Instructions for the task
Filter out everything except lines holding "Utility".

___ Information given ___

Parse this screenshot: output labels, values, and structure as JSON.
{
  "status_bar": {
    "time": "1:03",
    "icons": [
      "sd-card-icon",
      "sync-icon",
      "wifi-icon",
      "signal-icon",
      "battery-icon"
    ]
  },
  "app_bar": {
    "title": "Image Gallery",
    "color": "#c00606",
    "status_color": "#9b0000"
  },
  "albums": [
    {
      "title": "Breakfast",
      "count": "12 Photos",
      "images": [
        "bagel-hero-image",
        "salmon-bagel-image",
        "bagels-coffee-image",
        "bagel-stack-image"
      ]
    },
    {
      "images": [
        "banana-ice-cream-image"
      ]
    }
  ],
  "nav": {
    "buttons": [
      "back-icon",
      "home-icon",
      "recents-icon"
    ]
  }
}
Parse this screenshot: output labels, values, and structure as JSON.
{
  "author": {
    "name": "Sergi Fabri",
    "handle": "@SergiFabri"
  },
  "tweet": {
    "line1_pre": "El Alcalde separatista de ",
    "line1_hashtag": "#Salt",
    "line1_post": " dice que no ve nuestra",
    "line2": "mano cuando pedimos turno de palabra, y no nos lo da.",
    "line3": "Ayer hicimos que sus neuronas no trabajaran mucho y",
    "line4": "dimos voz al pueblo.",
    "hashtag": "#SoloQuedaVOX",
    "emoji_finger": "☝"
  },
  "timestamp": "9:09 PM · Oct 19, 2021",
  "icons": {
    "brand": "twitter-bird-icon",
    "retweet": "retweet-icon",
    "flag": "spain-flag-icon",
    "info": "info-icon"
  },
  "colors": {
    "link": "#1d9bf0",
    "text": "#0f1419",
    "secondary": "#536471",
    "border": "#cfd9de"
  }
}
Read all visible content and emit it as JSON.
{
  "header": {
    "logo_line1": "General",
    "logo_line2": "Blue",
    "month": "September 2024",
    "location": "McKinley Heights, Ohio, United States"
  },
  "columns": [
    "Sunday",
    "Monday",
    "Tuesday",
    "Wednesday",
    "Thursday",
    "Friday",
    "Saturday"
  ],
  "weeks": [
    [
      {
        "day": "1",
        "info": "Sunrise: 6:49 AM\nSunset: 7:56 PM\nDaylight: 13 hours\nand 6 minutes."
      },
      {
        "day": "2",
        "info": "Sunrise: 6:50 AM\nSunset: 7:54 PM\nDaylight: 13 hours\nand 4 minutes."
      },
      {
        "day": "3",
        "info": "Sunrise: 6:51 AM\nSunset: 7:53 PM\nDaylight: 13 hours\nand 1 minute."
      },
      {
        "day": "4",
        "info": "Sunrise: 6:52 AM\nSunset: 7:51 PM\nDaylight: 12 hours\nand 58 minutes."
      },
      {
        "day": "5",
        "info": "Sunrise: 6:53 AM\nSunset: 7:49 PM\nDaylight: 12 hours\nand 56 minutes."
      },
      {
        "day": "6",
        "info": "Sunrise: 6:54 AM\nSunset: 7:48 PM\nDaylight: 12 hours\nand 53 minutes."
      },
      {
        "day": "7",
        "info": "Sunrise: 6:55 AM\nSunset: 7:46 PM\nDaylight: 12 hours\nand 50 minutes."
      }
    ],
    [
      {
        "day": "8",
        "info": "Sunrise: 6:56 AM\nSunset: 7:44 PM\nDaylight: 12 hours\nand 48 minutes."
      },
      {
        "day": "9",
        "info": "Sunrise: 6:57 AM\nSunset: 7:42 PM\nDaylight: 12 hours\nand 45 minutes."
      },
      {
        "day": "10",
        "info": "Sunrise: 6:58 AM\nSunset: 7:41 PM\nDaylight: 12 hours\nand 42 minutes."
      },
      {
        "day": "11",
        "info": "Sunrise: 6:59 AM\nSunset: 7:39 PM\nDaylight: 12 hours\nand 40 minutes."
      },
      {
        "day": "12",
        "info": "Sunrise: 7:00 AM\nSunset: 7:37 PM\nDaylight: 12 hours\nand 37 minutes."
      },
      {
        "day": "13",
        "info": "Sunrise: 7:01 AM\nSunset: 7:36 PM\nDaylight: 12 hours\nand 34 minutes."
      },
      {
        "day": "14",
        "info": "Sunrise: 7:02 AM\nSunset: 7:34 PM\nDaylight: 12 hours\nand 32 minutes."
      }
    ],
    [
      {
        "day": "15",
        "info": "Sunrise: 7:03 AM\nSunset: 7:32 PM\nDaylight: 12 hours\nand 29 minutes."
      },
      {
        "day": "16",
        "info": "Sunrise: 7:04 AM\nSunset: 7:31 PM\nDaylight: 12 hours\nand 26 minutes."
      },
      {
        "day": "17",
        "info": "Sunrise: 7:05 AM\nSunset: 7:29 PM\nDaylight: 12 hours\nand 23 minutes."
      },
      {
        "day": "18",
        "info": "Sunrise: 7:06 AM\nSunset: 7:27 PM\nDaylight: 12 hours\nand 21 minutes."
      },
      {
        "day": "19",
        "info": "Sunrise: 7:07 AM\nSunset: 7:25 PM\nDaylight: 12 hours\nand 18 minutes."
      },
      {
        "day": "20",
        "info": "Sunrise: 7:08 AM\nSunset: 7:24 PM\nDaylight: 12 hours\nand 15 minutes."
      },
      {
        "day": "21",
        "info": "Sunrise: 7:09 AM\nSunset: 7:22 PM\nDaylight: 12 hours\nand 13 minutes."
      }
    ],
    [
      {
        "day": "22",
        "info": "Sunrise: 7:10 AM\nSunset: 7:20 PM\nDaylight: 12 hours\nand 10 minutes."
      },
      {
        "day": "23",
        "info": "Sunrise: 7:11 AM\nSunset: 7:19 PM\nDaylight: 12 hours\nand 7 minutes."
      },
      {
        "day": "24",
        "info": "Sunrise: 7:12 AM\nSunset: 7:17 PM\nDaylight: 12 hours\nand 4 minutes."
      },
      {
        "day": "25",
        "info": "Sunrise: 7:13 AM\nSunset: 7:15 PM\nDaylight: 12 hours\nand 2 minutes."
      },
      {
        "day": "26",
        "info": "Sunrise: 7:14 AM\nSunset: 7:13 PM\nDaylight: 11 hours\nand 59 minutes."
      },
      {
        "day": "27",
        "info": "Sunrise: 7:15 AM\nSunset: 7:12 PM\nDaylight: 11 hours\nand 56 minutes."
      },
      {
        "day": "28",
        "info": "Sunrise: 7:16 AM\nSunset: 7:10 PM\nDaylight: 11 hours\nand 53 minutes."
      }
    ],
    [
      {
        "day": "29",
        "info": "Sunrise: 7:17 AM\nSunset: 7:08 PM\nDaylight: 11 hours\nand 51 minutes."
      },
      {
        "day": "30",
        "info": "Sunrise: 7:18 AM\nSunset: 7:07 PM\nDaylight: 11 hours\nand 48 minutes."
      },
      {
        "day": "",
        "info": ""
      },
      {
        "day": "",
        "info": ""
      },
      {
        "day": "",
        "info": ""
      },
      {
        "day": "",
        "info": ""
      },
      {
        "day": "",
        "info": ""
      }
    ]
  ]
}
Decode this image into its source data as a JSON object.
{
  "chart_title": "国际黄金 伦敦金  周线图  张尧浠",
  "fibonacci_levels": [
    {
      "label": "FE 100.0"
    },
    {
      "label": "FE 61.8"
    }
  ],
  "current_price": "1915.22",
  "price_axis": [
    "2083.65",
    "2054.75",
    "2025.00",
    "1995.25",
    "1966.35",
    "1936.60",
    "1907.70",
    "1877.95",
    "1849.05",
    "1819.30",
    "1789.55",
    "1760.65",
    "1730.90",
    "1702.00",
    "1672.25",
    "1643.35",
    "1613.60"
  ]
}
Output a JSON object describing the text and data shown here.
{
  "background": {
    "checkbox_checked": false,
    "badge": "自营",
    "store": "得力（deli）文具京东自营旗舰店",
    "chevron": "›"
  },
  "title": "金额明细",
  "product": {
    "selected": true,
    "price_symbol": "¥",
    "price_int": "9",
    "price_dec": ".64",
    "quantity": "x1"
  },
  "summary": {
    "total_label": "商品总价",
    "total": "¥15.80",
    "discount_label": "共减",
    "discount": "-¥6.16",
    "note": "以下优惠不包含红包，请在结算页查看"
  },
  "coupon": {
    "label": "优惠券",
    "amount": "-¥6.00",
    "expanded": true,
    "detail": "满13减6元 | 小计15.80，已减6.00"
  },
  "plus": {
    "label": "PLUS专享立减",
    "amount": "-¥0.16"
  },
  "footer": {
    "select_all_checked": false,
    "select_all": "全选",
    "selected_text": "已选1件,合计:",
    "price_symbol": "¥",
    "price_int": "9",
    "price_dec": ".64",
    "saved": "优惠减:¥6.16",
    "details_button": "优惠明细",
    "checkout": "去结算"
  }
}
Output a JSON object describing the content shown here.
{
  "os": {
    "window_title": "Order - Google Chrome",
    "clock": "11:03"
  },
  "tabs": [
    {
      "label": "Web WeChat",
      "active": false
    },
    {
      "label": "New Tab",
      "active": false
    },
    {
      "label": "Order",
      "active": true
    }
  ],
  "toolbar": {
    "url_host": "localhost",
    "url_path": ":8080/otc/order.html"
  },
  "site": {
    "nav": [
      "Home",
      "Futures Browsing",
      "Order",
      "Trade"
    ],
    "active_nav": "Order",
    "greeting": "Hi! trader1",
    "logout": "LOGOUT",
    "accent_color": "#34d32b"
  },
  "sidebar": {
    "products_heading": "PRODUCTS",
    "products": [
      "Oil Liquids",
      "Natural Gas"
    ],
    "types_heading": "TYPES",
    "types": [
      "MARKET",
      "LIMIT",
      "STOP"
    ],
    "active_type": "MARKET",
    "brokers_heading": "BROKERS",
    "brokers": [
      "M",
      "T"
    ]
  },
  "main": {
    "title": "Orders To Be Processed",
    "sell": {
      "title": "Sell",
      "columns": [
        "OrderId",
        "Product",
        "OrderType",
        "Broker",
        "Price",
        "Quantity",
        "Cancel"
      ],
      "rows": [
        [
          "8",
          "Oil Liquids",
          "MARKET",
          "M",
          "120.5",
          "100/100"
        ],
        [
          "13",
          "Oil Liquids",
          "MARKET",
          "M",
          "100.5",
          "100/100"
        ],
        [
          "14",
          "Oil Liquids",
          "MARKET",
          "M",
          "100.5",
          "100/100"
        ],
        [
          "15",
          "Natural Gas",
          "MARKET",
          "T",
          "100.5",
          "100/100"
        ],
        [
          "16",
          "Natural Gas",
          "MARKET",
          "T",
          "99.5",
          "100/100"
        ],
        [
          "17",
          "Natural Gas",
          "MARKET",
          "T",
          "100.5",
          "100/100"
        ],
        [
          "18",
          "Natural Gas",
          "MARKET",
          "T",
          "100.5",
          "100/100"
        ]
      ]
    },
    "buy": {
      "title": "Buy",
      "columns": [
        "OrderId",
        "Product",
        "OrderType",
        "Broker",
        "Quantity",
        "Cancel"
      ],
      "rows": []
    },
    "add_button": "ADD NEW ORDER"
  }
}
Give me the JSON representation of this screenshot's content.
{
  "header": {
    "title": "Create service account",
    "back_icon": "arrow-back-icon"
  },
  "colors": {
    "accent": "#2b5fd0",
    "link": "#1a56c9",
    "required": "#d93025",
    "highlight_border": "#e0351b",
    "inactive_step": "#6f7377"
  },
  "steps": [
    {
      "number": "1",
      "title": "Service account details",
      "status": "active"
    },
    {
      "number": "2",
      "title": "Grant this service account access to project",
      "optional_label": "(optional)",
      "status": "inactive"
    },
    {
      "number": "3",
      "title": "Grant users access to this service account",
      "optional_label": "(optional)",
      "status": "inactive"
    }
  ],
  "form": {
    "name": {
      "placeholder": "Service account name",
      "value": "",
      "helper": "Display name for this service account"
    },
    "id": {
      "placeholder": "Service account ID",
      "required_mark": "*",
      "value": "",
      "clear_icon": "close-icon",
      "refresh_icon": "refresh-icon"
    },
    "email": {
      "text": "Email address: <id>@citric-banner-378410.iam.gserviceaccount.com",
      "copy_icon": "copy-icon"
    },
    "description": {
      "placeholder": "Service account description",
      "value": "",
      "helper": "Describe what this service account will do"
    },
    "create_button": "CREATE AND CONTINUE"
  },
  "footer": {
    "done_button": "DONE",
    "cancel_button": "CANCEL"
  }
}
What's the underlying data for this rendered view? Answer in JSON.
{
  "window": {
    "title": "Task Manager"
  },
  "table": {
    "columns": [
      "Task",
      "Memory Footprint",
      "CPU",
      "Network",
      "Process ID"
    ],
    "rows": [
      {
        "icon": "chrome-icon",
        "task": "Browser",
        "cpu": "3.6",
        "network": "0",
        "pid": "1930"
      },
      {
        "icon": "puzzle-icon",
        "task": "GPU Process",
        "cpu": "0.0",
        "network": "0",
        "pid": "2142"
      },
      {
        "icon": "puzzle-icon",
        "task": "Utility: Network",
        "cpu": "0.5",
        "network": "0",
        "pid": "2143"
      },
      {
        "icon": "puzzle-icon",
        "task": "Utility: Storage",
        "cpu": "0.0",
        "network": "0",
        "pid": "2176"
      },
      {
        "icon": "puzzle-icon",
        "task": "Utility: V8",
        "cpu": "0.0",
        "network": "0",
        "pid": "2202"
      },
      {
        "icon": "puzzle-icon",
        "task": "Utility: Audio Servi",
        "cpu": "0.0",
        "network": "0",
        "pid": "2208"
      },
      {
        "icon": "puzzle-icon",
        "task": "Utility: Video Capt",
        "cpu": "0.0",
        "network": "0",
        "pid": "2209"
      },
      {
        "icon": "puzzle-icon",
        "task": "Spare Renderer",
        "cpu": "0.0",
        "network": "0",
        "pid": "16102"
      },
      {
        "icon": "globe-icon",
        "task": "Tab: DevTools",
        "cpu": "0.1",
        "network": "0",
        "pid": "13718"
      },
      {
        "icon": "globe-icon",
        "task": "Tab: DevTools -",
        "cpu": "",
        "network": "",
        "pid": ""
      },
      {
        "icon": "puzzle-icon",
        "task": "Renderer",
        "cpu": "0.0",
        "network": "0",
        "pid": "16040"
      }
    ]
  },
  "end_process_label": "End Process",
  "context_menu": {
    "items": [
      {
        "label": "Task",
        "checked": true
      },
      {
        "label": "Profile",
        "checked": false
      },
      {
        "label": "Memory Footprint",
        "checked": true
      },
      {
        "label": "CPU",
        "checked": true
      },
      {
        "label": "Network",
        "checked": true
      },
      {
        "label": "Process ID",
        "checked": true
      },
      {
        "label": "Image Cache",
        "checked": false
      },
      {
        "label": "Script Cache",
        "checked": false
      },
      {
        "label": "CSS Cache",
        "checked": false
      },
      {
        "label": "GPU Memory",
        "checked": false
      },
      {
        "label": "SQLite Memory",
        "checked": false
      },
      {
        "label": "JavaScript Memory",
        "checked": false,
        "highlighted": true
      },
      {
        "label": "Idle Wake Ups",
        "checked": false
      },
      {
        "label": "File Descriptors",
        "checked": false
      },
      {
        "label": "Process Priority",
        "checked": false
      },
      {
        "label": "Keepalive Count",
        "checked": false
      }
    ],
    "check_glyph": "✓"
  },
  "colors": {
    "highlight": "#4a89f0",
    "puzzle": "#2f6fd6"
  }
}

___

Answer to the exercise
        "task": "Utility: Network",
        "task": "Utility: Storage",
        "task": "Utility: V8",
        "task": "Utility: Audio Servi",
        "task": "Utility: Video Capt",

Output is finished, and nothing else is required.